╭─ Exercise material
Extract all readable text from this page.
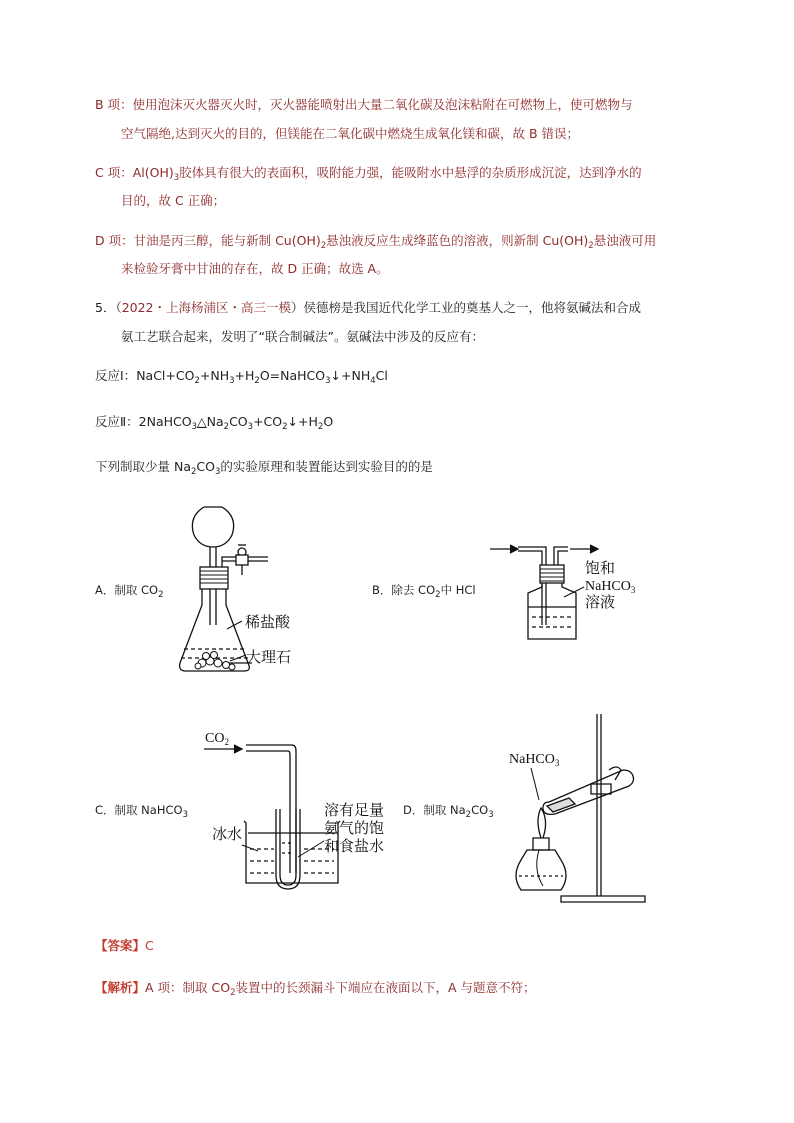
B 项：使用泡沫灭火器灭火时，灭火器能喷射出大量二氧化碳及泡沫粘附在可燃物上，使可燃物与
空气隔绝,达到灭火的目的，但镁能在二氧化碳中燃烧生成氧化镁和碳，故 B 错误；
C 项：$Al(OH)_3$胶体具有很大的表面积，吸附能力强，能吸附水中悬浮的杂质形成沉淀，达到净水的
目的，故 C 正确；
D 项：甘油是丙三醇，能与新制 $Cu(OH)_2$悬浊液反应生成绛蓝色的溶液，则新制 $Cu(OH)_2$悬浊液可用
来检验牙膏中甘油的存在，故 D 正确；故选 A。
5．（2022・上海杨浦区・高三一模）侯德榜是我国近代化学工业的奠基人之一，他将氨碱法和合成
氨工艺联合起来，发明了“联合制碱法”。氨碱法中涉及的反应有：
反应Ⅰ：$NaCl+CO_2+NH_3+H_2O=NaHCO_3↓+NH_4Cl$
反应Ⅱ：$2NaHCO_3\triangle Na_2CO_3+CO_2↓+H_2O$
下列制取少量 $Na_2CO_3$的实验原理和装置能达到实验目的的是
A．制取 $CO_2$	B．除去 $CO_2$中 HCl
C．制取 NaHCO$_3$	D．制取 $Na_2CO_3$
稀盐酸
大理石
饱和
NaHCO$_3$
溶液
$CO_2$
冰水
溶有足量
氨气的饱
和食盐水
NaHCO$_3$
【答案】C
【解析】A 项：制取 $CO_2$装置中的长颈漏斗下端应在液面以下，A 与题意不符；
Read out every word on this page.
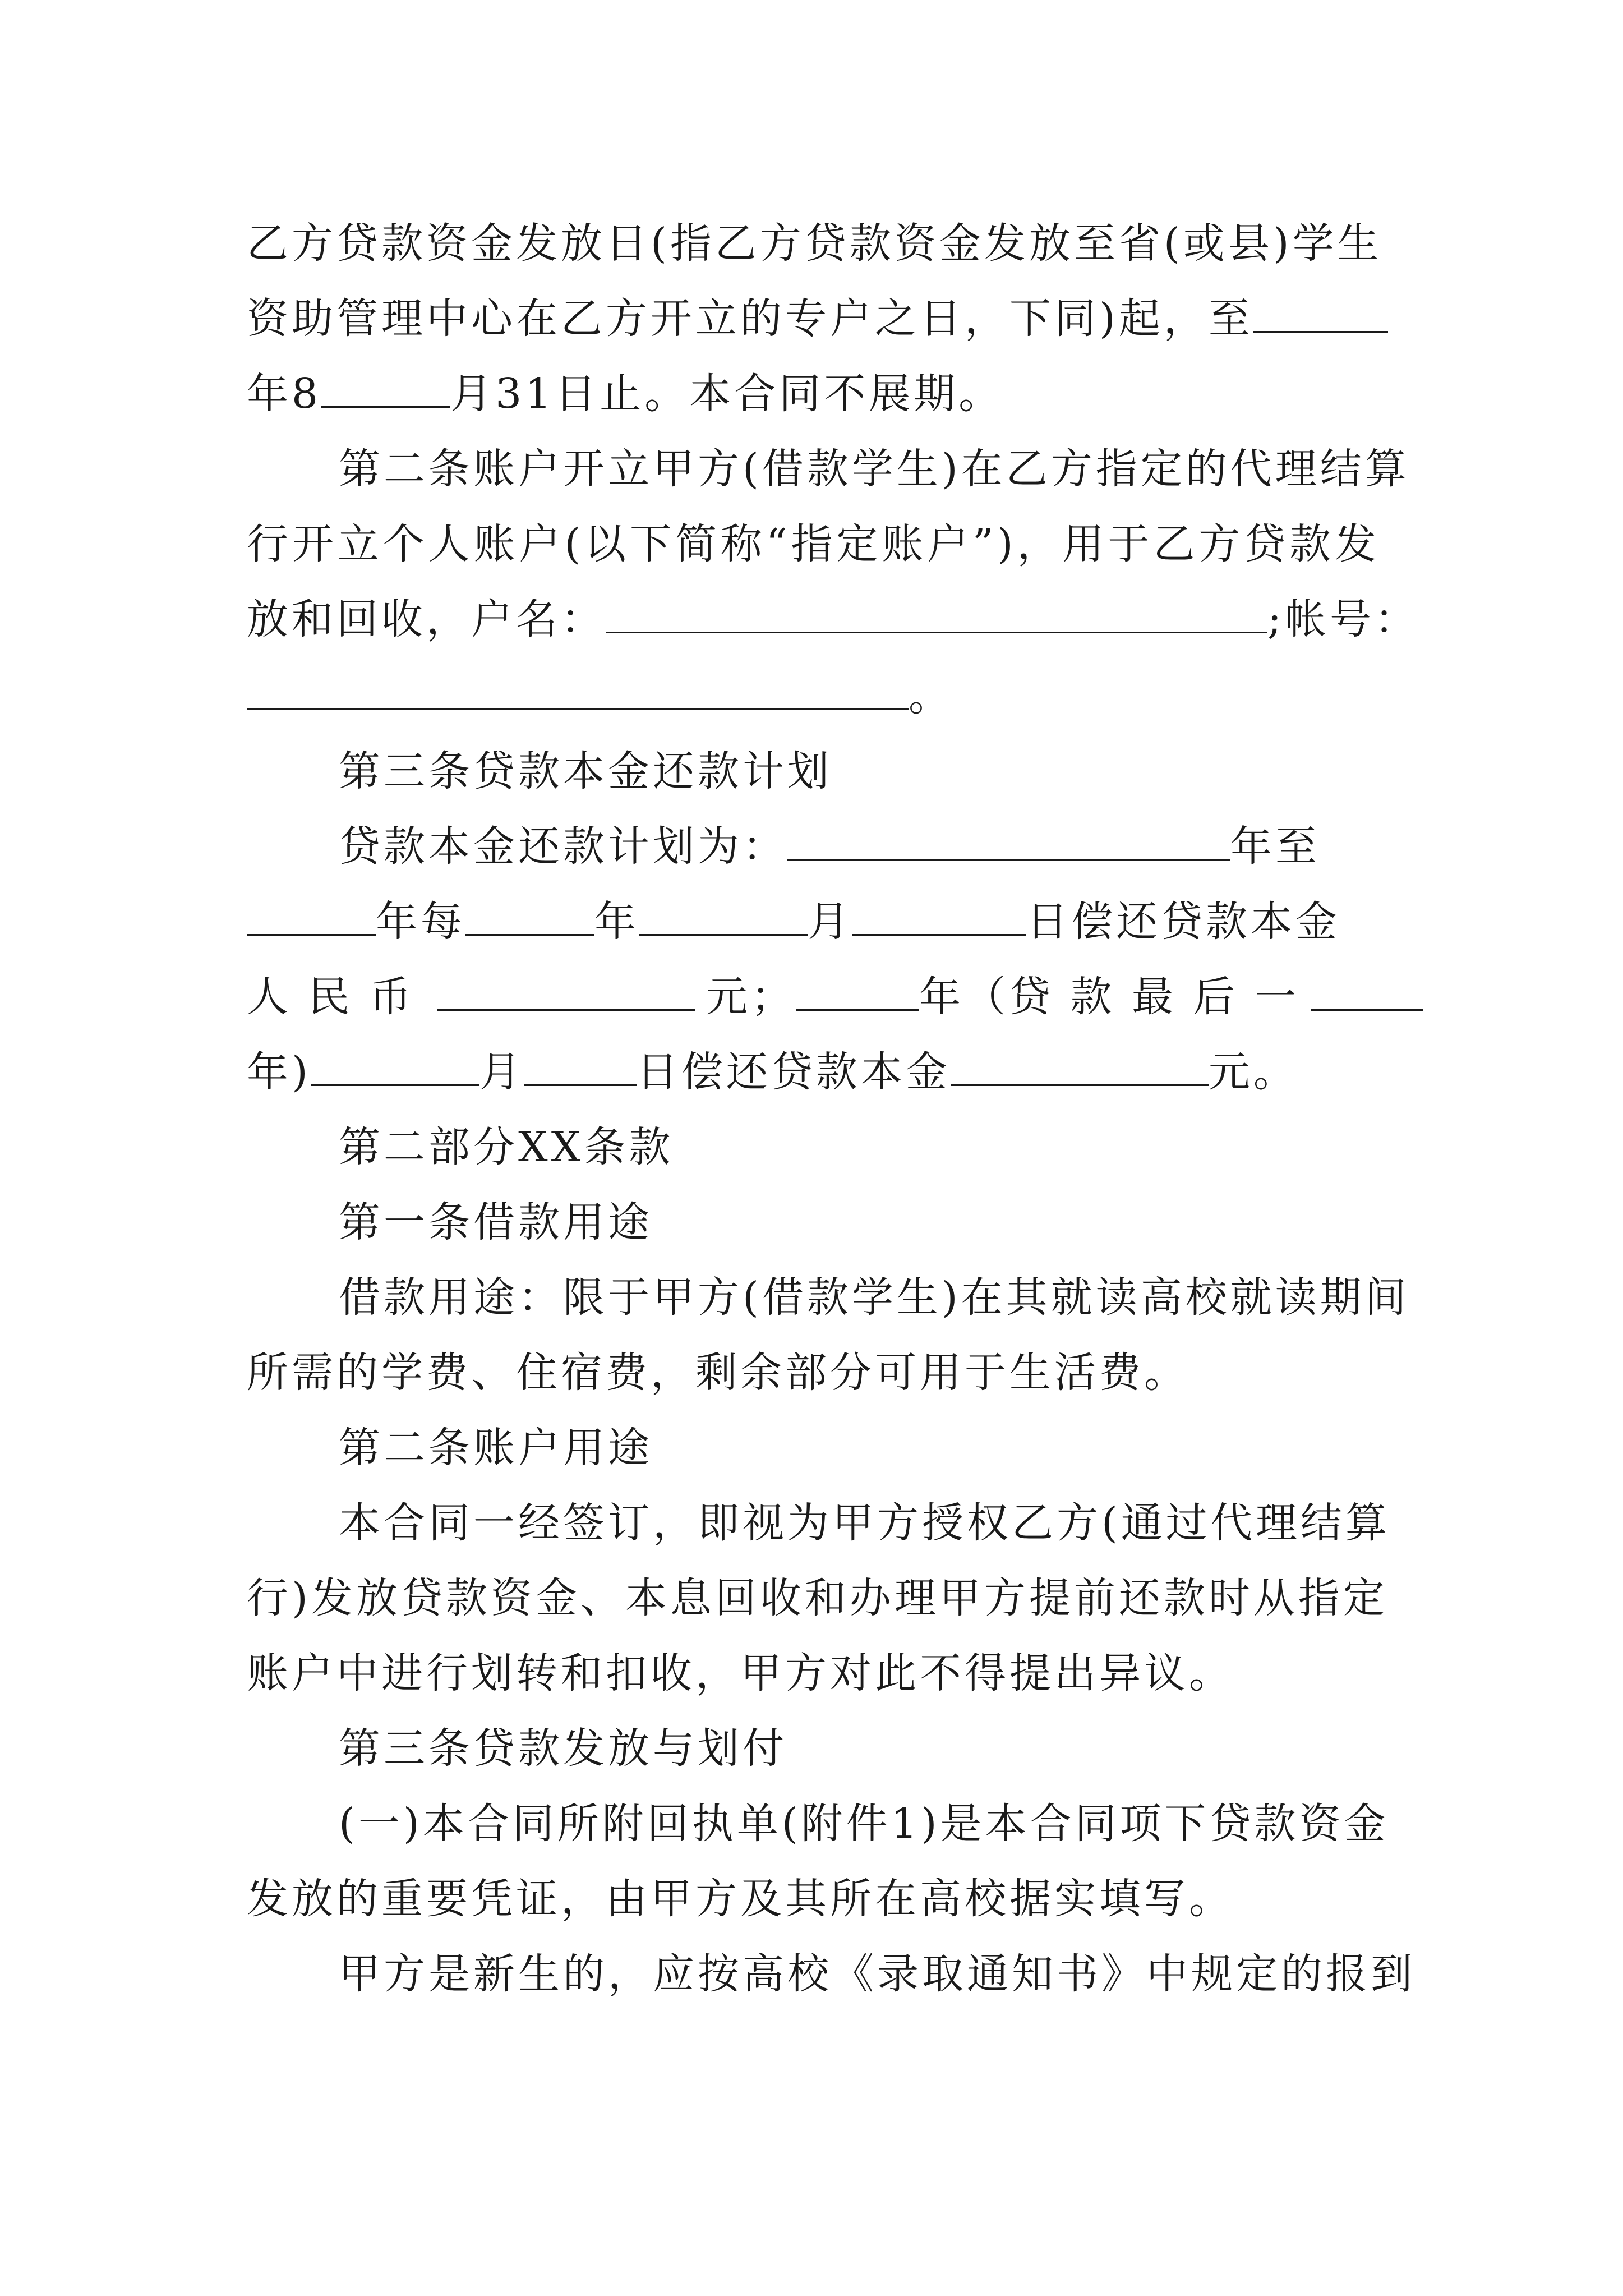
乙方贷款资金发放日(指乙方贷款资金发放至省(或县)学生
资助管理中心在乙方开立的专户之日，下同)起，至
年8	月31日止。本合同不展期。
第二条账户开立甲方(借款学生)在乙方指定的代理结算
行开立个人账户(以下简称“指定账户”)，用于乙方贷款发
放和回收，户名：	;帐号：
。
第三条贷款本金还款计划
贷款本金还款计划为：	年至
年每	年	月	日偿还贷款本金
人 民 币	元；	年（贷 款 最 后 一
年)	月	日偿还贷款本金	元。
第二部分XX条款
第一条借款用途
借款用途：限于甲方(借款学生)在其就读高校就读期间
所需的学费、住宿费，剩余部分可用于生活费。
第二条账户用途
本合同一经签订，即视为甲方授权乙方(通过代理结算
行)发放贷款资金、本息回收和办理甲方提前还款时从指定
账户中进行划转和扣收，甲方对此不得提出异议。
第三条贷款发放与划付
(一)本合同所附回执单(附件1)是本合同项下贷款资金
发放的重要凭证，由甲方及其所在高校据实填写。
甲方是新生的，应按高校《录取通知书》中规定的报到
╰─
* Stated exercise *
Looking at the data above, how many lines hold the word "借款学生"? Respond with the number alone.

* Exercise result *
2